[START OF Provided material]
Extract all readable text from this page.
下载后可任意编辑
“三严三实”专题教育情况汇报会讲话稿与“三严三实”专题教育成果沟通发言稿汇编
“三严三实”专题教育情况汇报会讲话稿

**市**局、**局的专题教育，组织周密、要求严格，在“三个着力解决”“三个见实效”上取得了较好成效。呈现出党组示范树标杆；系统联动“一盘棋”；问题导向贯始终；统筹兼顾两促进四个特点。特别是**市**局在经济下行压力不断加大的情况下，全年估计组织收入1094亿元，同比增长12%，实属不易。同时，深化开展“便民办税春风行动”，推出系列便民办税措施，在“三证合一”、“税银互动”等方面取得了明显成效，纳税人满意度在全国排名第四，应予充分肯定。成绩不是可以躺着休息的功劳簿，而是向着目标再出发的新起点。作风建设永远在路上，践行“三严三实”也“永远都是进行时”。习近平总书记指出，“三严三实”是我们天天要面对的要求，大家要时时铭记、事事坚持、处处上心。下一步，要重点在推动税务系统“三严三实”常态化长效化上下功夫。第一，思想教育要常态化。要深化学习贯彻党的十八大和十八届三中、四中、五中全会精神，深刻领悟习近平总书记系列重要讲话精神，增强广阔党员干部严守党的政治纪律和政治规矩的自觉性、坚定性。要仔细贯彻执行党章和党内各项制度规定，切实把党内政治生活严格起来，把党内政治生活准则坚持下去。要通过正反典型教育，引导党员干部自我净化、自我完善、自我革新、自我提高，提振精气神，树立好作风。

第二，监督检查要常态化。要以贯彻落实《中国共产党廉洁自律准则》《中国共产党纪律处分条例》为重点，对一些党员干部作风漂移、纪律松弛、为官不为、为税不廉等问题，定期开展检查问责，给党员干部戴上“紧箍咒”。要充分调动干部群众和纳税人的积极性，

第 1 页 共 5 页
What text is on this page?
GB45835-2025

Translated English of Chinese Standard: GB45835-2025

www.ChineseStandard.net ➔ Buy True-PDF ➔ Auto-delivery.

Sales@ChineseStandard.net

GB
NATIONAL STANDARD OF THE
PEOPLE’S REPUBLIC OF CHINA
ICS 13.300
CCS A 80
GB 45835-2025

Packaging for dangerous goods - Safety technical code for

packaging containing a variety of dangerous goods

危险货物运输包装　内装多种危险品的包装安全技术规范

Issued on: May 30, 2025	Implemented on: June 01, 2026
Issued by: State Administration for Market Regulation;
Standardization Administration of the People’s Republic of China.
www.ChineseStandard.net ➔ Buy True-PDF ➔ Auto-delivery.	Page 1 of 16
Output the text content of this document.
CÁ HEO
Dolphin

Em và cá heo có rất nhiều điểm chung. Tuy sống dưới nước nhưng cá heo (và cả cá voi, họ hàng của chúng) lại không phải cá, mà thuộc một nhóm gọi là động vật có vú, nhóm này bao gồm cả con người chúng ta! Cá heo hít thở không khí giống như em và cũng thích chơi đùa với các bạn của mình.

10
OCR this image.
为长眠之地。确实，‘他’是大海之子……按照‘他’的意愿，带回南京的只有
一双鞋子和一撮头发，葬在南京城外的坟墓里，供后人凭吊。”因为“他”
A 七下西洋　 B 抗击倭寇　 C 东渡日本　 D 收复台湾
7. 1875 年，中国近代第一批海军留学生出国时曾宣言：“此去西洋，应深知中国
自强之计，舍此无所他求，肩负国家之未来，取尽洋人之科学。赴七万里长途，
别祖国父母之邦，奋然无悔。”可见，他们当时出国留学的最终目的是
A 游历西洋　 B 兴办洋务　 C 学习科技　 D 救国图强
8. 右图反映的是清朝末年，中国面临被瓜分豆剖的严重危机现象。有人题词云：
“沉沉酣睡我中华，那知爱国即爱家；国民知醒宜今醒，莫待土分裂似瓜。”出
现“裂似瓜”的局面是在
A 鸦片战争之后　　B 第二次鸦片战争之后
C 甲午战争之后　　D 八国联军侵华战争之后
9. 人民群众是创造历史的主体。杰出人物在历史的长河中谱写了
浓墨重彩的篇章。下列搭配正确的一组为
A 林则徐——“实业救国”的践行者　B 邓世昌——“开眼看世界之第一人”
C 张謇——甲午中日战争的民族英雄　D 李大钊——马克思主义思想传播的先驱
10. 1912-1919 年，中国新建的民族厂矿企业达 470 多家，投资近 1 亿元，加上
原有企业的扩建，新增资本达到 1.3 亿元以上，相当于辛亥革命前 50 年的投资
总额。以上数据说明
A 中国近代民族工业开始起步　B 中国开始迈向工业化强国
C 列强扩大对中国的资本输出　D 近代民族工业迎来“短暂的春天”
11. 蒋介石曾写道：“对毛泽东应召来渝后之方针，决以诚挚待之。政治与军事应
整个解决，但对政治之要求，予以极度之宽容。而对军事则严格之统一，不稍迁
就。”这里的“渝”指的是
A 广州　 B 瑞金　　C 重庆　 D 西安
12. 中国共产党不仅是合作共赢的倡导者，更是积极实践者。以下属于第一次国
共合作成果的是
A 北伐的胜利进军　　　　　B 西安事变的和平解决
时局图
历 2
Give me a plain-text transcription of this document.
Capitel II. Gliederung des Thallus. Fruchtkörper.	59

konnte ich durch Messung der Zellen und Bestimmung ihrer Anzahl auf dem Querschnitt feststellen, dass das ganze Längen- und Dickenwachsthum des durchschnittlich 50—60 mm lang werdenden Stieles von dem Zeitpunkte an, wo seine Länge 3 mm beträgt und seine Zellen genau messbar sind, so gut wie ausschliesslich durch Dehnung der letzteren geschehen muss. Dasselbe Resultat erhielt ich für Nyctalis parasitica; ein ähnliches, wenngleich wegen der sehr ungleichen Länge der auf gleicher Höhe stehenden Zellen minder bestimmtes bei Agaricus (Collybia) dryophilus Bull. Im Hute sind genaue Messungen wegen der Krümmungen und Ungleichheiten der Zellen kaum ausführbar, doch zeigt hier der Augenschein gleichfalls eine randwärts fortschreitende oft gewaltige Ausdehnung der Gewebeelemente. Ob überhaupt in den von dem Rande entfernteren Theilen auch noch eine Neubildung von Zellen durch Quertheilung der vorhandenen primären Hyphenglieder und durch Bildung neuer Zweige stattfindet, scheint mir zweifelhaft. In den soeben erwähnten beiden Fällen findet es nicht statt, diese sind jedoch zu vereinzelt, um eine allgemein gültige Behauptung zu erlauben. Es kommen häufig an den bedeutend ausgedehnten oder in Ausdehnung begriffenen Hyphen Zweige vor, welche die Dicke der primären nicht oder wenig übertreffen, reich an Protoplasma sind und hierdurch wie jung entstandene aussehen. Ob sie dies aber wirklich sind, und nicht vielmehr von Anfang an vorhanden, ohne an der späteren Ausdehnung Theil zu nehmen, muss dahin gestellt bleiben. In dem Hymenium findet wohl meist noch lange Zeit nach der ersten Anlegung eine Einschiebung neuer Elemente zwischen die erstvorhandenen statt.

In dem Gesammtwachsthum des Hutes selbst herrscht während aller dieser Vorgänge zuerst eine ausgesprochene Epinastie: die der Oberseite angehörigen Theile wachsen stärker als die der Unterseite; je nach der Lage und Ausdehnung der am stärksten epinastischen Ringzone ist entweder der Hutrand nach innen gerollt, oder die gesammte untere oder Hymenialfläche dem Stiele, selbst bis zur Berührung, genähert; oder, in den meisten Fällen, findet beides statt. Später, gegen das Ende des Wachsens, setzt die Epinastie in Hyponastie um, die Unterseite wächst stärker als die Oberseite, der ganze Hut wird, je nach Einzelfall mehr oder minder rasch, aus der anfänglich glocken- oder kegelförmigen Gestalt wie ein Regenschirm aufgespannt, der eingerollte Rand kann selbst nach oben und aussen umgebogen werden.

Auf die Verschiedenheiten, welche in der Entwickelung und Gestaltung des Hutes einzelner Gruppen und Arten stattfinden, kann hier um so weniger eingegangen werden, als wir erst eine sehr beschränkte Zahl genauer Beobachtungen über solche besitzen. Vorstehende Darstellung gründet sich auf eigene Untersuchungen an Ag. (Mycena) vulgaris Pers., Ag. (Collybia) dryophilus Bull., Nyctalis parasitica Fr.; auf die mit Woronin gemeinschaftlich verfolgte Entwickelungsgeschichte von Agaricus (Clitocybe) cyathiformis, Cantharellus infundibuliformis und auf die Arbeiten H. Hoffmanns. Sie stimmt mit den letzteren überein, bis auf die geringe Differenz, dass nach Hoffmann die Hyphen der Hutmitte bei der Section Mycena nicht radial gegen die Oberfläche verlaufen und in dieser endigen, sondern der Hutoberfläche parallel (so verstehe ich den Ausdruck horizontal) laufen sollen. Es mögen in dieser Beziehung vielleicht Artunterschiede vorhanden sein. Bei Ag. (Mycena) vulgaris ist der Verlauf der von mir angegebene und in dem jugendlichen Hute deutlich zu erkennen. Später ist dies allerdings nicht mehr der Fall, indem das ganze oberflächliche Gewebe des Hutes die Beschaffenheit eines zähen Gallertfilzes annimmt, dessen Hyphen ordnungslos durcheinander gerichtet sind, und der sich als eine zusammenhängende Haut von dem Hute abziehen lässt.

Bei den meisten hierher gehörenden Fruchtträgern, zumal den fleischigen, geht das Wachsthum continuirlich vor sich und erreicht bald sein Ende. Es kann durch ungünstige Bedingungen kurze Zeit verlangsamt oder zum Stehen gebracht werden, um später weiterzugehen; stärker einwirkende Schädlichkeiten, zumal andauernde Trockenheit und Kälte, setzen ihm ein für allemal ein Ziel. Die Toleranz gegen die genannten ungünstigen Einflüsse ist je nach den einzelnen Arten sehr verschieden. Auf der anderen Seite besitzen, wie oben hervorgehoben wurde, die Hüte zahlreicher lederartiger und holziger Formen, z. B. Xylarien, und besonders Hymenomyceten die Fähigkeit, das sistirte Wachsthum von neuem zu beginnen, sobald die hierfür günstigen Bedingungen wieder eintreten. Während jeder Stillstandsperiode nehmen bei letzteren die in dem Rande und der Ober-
[END OF Provided material]
Request:
From the material above, gather all lines that include the string "Auto" and copy them.

The response:
www.ChineseStandard.net ➔ Buy True-PDF ➔ Auto-delivery.
www.ChineseStandard.net ➔ Buy True-PDF ➔ Auto-delivery.	Page 1 of 16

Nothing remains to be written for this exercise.